-- Data entries --
▬▬▬▬▬▬▬▬▬▬
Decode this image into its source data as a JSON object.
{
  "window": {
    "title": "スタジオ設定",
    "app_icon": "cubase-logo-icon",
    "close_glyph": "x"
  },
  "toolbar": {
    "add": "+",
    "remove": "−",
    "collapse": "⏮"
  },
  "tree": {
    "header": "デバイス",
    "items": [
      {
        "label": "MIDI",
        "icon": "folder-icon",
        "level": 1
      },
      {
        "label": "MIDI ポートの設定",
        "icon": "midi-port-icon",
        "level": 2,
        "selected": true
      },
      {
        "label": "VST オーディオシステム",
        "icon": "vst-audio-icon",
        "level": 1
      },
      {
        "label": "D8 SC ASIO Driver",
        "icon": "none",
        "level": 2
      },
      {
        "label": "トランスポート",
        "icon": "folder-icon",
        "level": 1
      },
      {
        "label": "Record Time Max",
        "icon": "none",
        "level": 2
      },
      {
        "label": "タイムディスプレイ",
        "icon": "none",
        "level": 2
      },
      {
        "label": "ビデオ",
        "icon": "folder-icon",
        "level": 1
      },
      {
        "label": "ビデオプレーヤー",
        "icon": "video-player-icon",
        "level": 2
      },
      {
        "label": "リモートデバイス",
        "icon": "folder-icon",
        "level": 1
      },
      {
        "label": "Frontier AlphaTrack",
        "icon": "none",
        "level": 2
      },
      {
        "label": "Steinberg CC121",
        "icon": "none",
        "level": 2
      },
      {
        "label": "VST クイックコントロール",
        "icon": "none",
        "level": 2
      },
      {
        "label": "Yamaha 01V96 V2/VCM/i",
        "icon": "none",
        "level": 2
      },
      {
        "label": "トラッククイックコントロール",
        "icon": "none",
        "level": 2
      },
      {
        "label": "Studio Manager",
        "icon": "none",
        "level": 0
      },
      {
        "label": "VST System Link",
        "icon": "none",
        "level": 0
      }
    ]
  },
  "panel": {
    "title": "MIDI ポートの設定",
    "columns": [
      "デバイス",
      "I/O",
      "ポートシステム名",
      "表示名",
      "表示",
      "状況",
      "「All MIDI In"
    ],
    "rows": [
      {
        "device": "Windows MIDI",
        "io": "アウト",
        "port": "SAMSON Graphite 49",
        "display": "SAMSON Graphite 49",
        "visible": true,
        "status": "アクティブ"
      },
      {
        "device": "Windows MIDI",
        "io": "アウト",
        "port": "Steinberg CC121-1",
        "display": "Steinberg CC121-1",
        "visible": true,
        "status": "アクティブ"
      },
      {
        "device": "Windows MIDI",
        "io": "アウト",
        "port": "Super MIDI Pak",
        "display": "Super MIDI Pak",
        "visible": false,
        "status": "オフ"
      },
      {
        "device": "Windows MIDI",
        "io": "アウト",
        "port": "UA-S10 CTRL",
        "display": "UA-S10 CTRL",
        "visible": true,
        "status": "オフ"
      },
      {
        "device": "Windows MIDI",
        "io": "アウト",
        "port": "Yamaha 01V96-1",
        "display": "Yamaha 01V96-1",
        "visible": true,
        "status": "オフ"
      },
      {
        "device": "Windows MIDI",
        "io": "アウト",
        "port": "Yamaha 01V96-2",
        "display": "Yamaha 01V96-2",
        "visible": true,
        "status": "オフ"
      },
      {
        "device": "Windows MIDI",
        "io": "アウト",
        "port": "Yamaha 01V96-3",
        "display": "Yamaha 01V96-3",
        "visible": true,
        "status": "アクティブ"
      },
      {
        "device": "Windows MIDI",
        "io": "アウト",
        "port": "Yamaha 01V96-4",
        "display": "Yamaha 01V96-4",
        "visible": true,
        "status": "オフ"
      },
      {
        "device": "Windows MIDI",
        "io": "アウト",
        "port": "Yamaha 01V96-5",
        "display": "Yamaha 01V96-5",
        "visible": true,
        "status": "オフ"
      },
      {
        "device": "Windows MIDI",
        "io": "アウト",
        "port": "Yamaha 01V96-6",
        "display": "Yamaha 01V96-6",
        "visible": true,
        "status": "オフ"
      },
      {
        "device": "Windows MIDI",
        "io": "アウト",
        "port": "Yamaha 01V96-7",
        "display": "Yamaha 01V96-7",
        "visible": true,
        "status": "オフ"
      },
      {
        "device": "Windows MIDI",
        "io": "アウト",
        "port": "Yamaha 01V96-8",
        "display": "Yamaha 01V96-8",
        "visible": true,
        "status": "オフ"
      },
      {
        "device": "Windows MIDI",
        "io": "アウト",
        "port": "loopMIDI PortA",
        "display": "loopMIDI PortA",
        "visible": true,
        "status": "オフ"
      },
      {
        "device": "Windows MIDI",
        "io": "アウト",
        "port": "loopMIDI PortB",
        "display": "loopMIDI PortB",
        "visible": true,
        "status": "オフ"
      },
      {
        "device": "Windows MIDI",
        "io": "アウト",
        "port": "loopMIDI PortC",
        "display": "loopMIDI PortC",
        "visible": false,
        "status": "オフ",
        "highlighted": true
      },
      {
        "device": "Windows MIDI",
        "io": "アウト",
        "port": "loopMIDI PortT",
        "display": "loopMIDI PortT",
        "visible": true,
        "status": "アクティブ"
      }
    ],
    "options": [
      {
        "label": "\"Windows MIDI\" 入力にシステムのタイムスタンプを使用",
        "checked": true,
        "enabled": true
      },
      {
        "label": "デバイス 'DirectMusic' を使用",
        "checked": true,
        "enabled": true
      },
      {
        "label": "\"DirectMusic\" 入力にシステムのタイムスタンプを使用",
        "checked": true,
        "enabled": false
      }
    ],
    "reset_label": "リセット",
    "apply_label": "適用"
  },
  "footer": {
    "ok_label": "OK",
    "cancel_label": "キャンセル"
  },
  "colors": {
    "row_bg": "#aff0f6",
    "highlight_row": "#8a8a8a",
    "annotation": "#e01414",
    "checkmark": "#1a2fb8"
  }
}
▬▬▬▬▬▬▬▬▬▬
In full and verbatim, repeat the records given above.

Decode this image into its source data as a JSON object.
{
  "window": {
    "title": "スタジオ設定",
    "app_icon": "cubase-logo-icon",
    "close_glyph": "x"
  },
  "toolbar": {
    "add": "+",
    "remove": "−",
    "collapse": "⏮"
  },
  "tree": {
    "header": "デバイス",
    "items": [
      {
        "label": "MIDI",
        "icon": "folder-icon",
        "level": 1
      },
      {
        "label": "MIDI ポートの設定",
        "icon": "midi-port-icon",
        "level": 2,
        "selected": true
      },
      {
        "label": "VST オーディオシステム",
        "icon": "vst-audio-icon",
        "level": 1
      },
      {
        "label": "D8 SC ASIO Driver",
        "icon": "none",
        "level": 2
      },
      {
        "label": "トランスポート",
        "icon": "folder-icon",
        "level": 1
      },
      {
        "label": "Record Time Max",
        "icon": "none",
        "level": 2
      },
      {
        "label": "タイムディスプレイ",
        "icon": "none",
        "level": 2
      },
      {
        "label": "ビデオ",
        "icon": "folder-icon",
        "level": 1
      },
      {
        "label": "ビデオプレーヤー",
        "icon": "video-player-icon",
        "level": 2
      },
      {
        "label": "リモートデバイス",
        "icon": "folder-icon",
        "level": 1
      },
      {
        "label": "Frontier AlphaTrack",
        "icon": "none",
        "level": 2
      },
      {
        "label": "Steinberg CC121",
        "icon": "none",
        "level": 2
      },
      {
        "label": "VST クイックコントロール",
        "icon": "none",
        "level": 2
      },
      {
        "label": "Yamaha 01V96 V2/VCM/i",
        "icon": "none",
        "level": 2
      },
      {
        "label": "トラッククイックコントロール",
        "icon": "none",
        "level": 2
      },
      {
        "label": "Studio Manager",
        "icon": "none",
        "level": 0
      },
      {
        "label": "VST System Link",
        "icon": "none",
        "level": 0
      }
    ]
  },
  "panel": {
    "title": "MIDI ポートの設定",
    "columns": [
      "デバイス",
      "I/O",
      "ポートシステム名",
      "表示名",
      "表示",
      "状況",
      "「All MIDI In"
    ],
    "rows": [
      {
        "device": "Windows MIDI",
        "io": "アウト",
        "port": "SAMSON Graphite 49",
        "display": "SAMSON Graphite 49",
        "visible": true,
        "status": "アクティブ"
      },
      {
        "device": "Windows MIDI",
        "io": "アウト",
        "port": "Steinberg CC121-1",
        "display": "Steinberg CC121-1",
        "visible": true,
        "status": "アクティブ"
      },
      {
        "device": "Windows MIDI",
        "io": "アウト",
        "port": "Super MIDI Pak",
        "display": "Super MIDI Pak",
        "visible": false,
        "status": "オフ"
      },
      {
        "device": "Windows MIDI",
        "io": "アウト",
        "port": "UA-S10 CTRL",
        "display": "UA-S10 CTRL",
        "visible": true,
        "status": "オフ"
      },
      {
        "device": "Windows MIDI",
        "io": "アウト",
        "port": "Yamaha 01V96-1",
        "display": "Yamaha 01V96-1",
        "visible": true,
        "status": "オフ"
      },
      {
        "device": "Windows MIDI",
        "io": "アウト",
        "port": "Yamaha 01V96-2",
        "display": "Yamaha 01V96-2",
        "visible": true,
        "status": "オフ"
      },
      {
        "device": "Windows MIDI",
        "io": "アウト",
        "port": "Yamaha 01V96-3",
        "display": "Yamaha 01V96-3",
        "visible": true,
        "status": "アクティブ"
      },
      {
        "device": "Windows MIDI",
        "io": "アウト",
        "port": "Yamaha 01V96-4",
        "display": "Yamaha 01V96-4",
        "visible": true,
        "status": "オフ"
      },
      {
        "device": "Windows MIDI",
        "io": "アウト",
        "port": "Yamaha 01V96-5",
        "display": "Yamaha 01V96-5",
        "visible": true,
        "status": "オフ"
      },
      {
        "device": "Windows MIDI",
        "io": "アウト",
        "port": "Yamaha 01V96-6",
        "display": "Yamaha 01V96-6",
        "visible": true,
        "status": "オフ"
      },
      {
        "device": "Windows MIDI",
        "io": "アウト",
        "port": "Yamaha 01V96-7",
        "display": "Yamaha 01V96-7",
        "visible": true,
        "status": "オフ"
      },
      {
        "device": "Windows MIDI",
        "io": "アウト",
        "port": "Yamaha 01V96-8",
        "display": "Yamaha 01V96-8",
        "visible": true,
        "status": "オフ"
      },
      {
        "device": "Windows MIDI",
        "io": "アウト",
        "port": "loopMIDI PortA",
        "display": "loopMIDI PortA",
        "visible": true,
        "status": "オフ"
      },
      {
        "device": "Windows MIDI",
        "io": "アウト",
        "port": "loopMIDI PortB",
        "display": "loopMIDI PortB",
        "visible": true,
        "status": "オフ"
      },
      {
        "device": "Windows MIDI",
        "io": "アウト",
        "port": "loopMIDI PortC",
        "display": "loopMIDI PortC",
        "visible": false,
        "status": "オフ",
        "highlighted": true
      },
      {
        "device": "Windows MIDI",
        "io": "アウト",
        "port": "loopMIDI PortT",
        "display": "loopMIDI PortT",
        "visible": true,
        "status": "アクティブ"
      }
    ],
    "options": [
      {
        "label": "\"Windows MIDI\" 入力にシステムのタイムスタンプを使用",
        "checked": true,
        "enabled": true
      },
      {
        "label": "デバイス 'DirectMusic' を使用",
        "checked": true,
        "enabled": true
      },
      {
        "label": "\"DirectMusic\" 入力にシステムのタイムスタンプを使用",
        "checked": true,
        "enabled": false
      }
    ],
    "reset_label": "リセット",
    "apply_label": "適用"
  },
  "footer": {
    "ok_label": "OK",
    "cancel_label": "キャンセル"
  },
  "colors": {
    "row_bg": "#aff0f6",
    "highlight_row": "#8a8a8a",
    "annotation": "#e01414",
    "checkmark": "#1a2fb8"
  }
}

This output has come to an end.